── AVAILABLE DATA

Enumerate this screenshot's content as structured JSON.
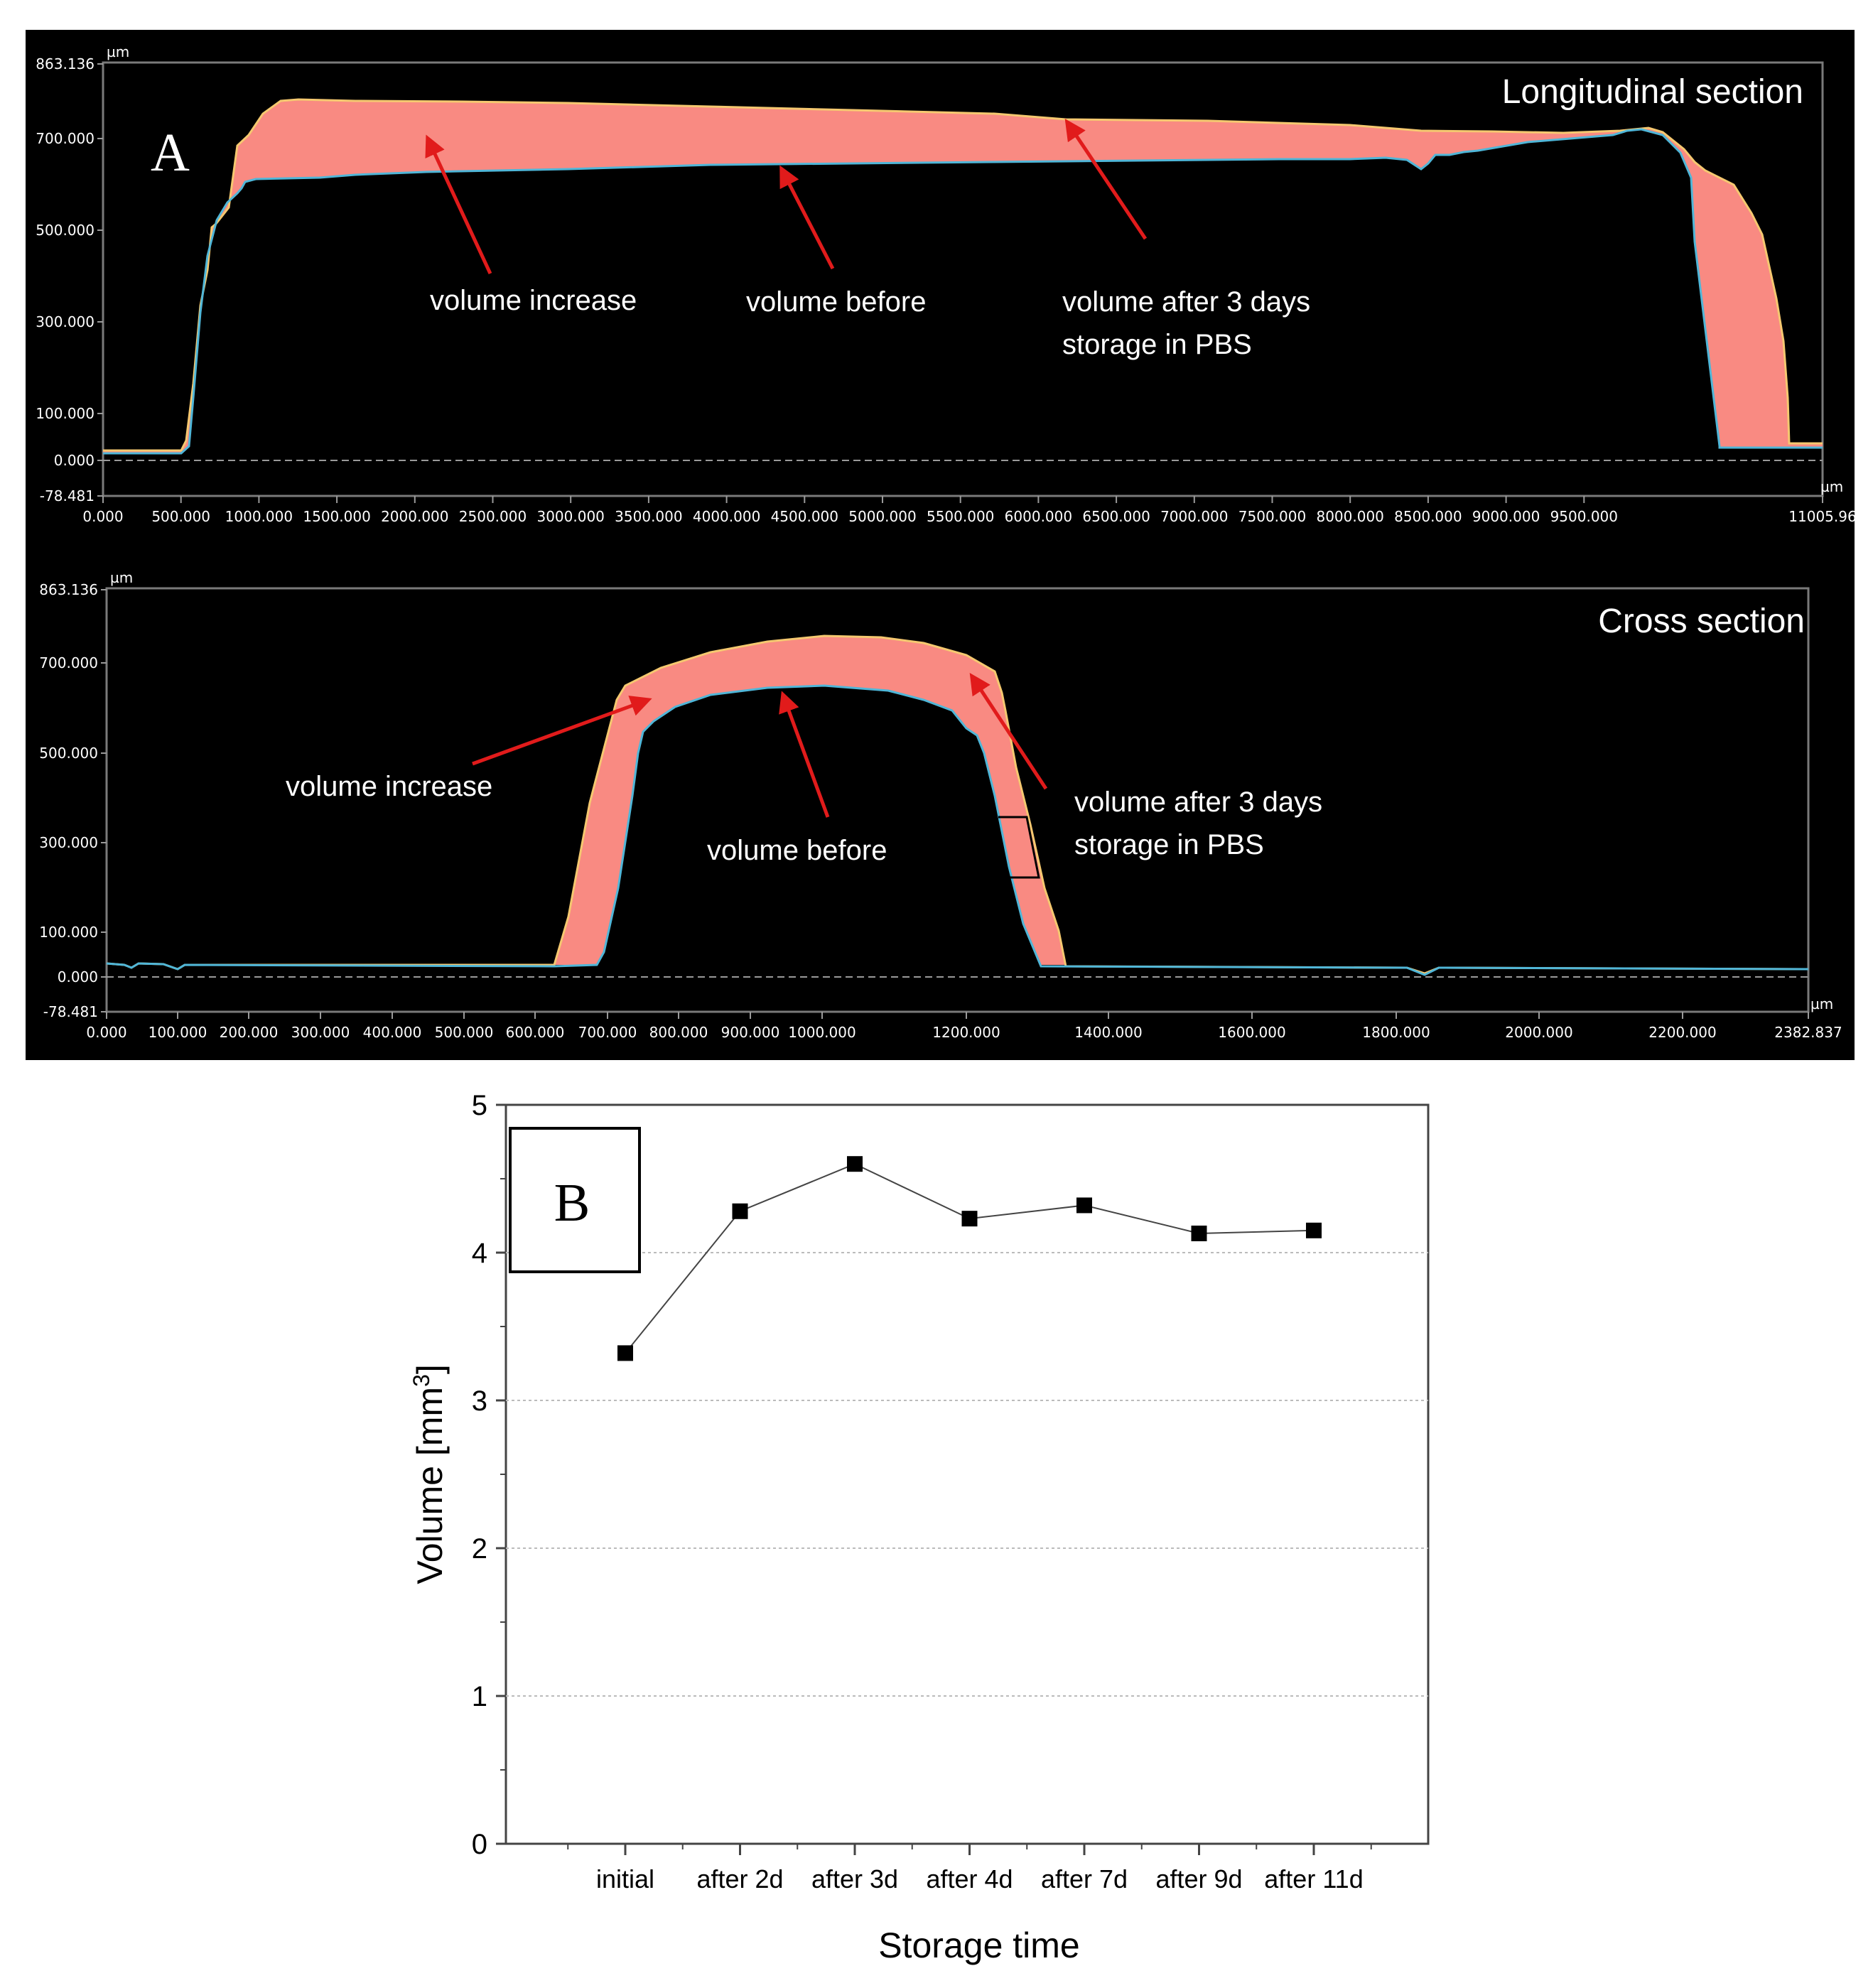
{
  "panel_a": {
    "letter": "A",
    "unit": "µm",
    "longitudinal": {
      "title": "Longitudinal section",
      "y_ticks": [
        "863.136",
        "700.000",
        "500.000",
        "300.000",
        "100.000",
        "0.000",
        "-78.481"
      ],
      "x_ticks": [
        "0.000",
        "500.000",
        "1000.000",
        "1500.000",
        "2000.000",
        "2500.000",
        "3000.000",
        "3500.000",
        "4000.000",
        "4500.000",
        "5000.000",
        "5500.000",
        "6000.000",
        "6500.000",
        "7000.000",
        "7500.000",
        "8000.000",
        "8500.000",
        "9000.000",
        "9500.000",
        "11005.96"
      ],
      "annotations": [
        {
          "text": "volume increase"
        },
        {
          "text": "volume before"
        },
        {
          "text": "volume after 3 days"
        },
        {
          "text": "storage in PBS"
        }
      ]
    },
    "cross": {
      "title": "Cross section",
      "y_ticks": [
        "863.136",
        "700.000",
        "500.000",
        "300.000",
        "100.000",
        "0.000",
        "-78.481"
      ],
      "x_ticks": [
        "0.000",
        "100.000",
        "200.000",
        "300.000",
        "400.000",
        "500.000",
        "600.000",
        "700.000",
        "800.000",
        "900.000",
        "1000.000",
        "1200.000",
        "1400.000",
        "1600.000",
        "1800.000",
        "2000.000",
        "2200.000",
        "2382.837"
      ],
      "annotations": [
        {
          "text": "volume increase"
        },
        {
          "text": "volume before"
        },
        {
          "text": "volume after 3 days"
        },
        {
          "text": "storage in PBS"
        }
      ]
    },
    "colors": {
      "background": "#000000",
      "fill": "#f98a82",
      "before_line": "#4fb6d8",
      "after_line": "#f5c870",
      "arrow": "#e11b1b"
    }
  },
  "chart_data": {
    "type": "line",
    "letter": "B",
    "categories": [
      "initial",
      "after 2d",
      "after 3d",
      "after 4d",
      "after 7d",
      "after 9d",
      "after 11d"
    ],
    "values": [
      3.32,
      4.28,
      4.6,
      4.23,
      4.32,
      4.13,
      4.15
    ],
    "ylim": [
      0,
      5
    ],
    "y_ticks": [
      "0",
      "1",
      "2",
      "3",
      "4",
      "5"
    ],
    "xlabel": "Storage time",
    "ylabel": "Volume [mm",
    "ylabel_sup": "3",
    "ylabel_end": "]",
    "grid": true,
    "marker": "square",
    "color": "#000000"
  }
}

────

## WORK REQUIRED
Transcribe every record above exactly as written, leaving out any pictures.

## CORRECT OUTPUT
Enumerate this screenshot's content as structured JSON.
{
  "panel_a": {
    "letter": "A",
    "unit": "µm",
    "longitudinal": {
      "title": "Longitudinal section",
      "y_ticks": [
        "863.136",
        "700.000",
        "500.000",
        "300.000",
        "100.000",
        "0.000",
        "-78.481"
      ],
      "x_ticks": [
        "0.000",
        "500.000",
        "1000.000",
        "1500.000",
        "2000.000",
        "2500.000",
        "3000.000",
        "3500.000",
        "4000.000",
        "4500.000",
        "5000.000",
        "5500.000",
        "6000.000",
        "6500.000",
        "7000.000",
        "7500.000",
        "8000.000",
        "8500.000",
        "9000.000",
        "9500.000",
        "11005.96"
      ],
      "annotations": [
        {
          "text": "volume increase"
        },
        {
          "text": "volume before"
        },
        {
          "text": "volume after 3 days"
        },
        {
          "text": "storage in PBS"
        }
      ]
    },
    "cross": {
      "title": "Cross section",
      "y_ticks": [
        "863.136",
        "700.000",
        "500.000",
        "300.000",
        "100.000",
        "0.000",
        "-78.481"
      ],
      "x_ticks": [
        "0.000",
        "100.000",
        "200.000",
        "300.000",
        "400.000",
        "500.000",
        "600.000",
        "700.000",
        "800.000",
        "900.000",
        "1000.000",
        "1200.000",
        "1400.000",
        "1600.000",
        "1800.000",
        "2000.000",
        "2200.000",
        "2382.837"
      ],
      "annotations": [
        {
          "text": "volume increase"
        },
        {
          "text": "volume before"
        },
        {
          "text": "volume after 3 days"
        },
        {
          "text": "storage in PBS"
        }
      ]
    },
    "colors": {
      "background": "#000000",
      "fill": "#f98a82",
      "before_line": "#4fb6d8",
      "after_line": "#f5c870",
      "arrow": "#e11b1b"
    }
  },
  "chart_data": {
    "type": "line",
    "letter": "B",
    "categories": [
      "initial",
      "after 2d",
      "after 3d",
      "after 4d",
      "after 7d",
      "after 9d",
      "after 11d"
    ],
    "values": [
      3.32,
      4.28,
      4.6,
      4.23,
      4.32,
      4.13,
      4.15
    ],
    "ylim": [
      0,
      5
    ],
    "y_ticks": [
      "0",
      "1",
      "2",
      "3",
      "4",
      "5"
    ],
    "xlabel": "Storage time",
    "ylabel": "Volume [mm",
    "ylabel_sup": "3",
    "ylabel_end": "]",
    "grid": true,
    "marker": "square",
    "color": "#000000"
  }
}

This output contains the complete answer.